**What is required:** Copy out every line in which the string "sending" occurs.

**Exercise data:**
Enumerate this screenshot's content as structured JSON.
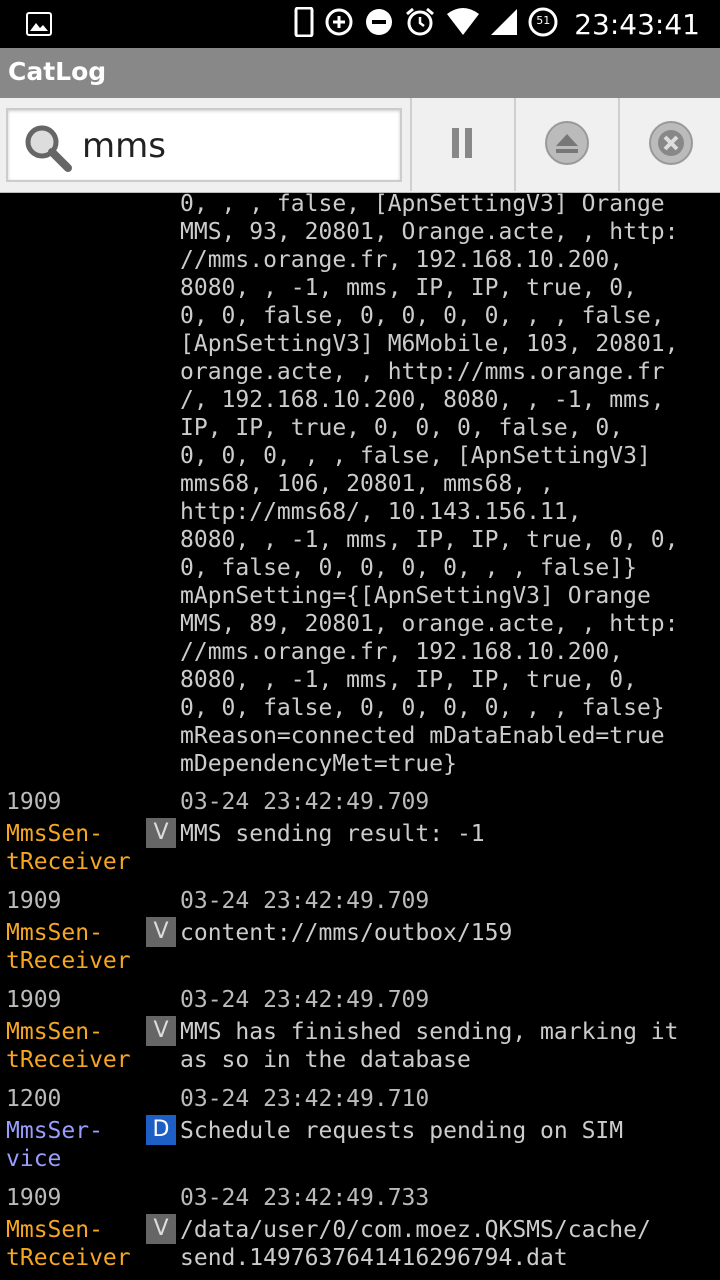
{
  "status_bar": {
    "time": "23:43:41",
    "icons": [
      "image-icon",
      "phone-icon",
      "data-saver-icon",
      "do-not-disturb-icon",
      "alarm-icon",
      "wifi-icon",
      "signal-icon",
      "battery-icon"
    ],
    "battery_label": "51"
  },
  "app": {
    "title": "CatLog"
  },
  "toolbar": {
    "search_value": "mms",
    "buttons": [
      "pause-icon",
      "scroll-top-icon",
      "clear-icon"
    ]
  },
  "log": {
    "continuation_text": "0, , , false, [ApnSettingV3] Orange\nMMS, 93, 20801, Orange.acte, , http:\n//mms.orange.fr, 192.168.10.200,\n8080, , -1, mms, IP, IP, true, 0,\n0, 0, false, 0, 0, 0, 0, , , false,\n[ApnSettingV3] M6Mobile, 103, 20801,\norange.acte, , http://mms.orange.fr\n/, 192.168.10.200, 8080, , -1, mms,\nIP, IP, true, 0, 0, 0, false, 0,\n0, 0, 0, , , false, [ApnSettingV3]\nmms68, 106, 20801, mms68, ,\nhttp://mms68/, 10.143.156.11,\n8080, , -1, mms, IP, IP, true, 0, 0,\n0, false, 0, 0, 0, 0, , , false]}\nmApnSetting={[ApnSettingV3] Orange\nMMS, 89, 20801, orange.acte, , http:\n//mms.orange.fr, 192.168.10.200,\n8080, , -1, mms, IP, IP, true, 0,\n0, 0, false, 0, 0, 0, 0, , , false}\nmReason=connected mDataEnabled=true\nmDependencyMet=true}",
    "entries": [
      {
        "pid": "1909",
        "timestamp": "03-24 23:42:49.709",
        "tag": "MmsSen-\ntReceiver",
        "level": "V",
        "message": "MMS sending result: -1"
      },
      {
        "pid": "1909",
        "timestamp": "03-24 23:42:49.709",
        "tag": "MmsSen-\ntReceiver",
        "level": "V",
        "message": "content://mms/outbox/159"
      },
      {
        "pid": "1909",
        "timestamp": "03-24 23:42:49.709",
        "tag": "MmsSen-\ntReceiver",
        "level": "V",
        "message": "MMS has finished sending, marking it\nas so in the database"
      },
      {
        "pid": "1200",
        "timestamp": "03-24 23:42:49.710",
        "tag": "MmsSer-\nvice",
        "level": "D",
        "message": "Schedule requests pending on SIM"
      },
      {
        "pid": "1909",
        "timestamp": "03-24 23:42:49.733",
        "tag": "MmsSen-\ntReceiver",
        "level": "V",
        "message": "/data/user/0/com.moez.QKSMS/cache/\nsend.1497637641416296794.dat"
      }
    ]
  }
}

**Response to the exercise:**
        "message": "MMS sending result: -1"
        "message": "MMS has finished sending, marking it\nas so in the database"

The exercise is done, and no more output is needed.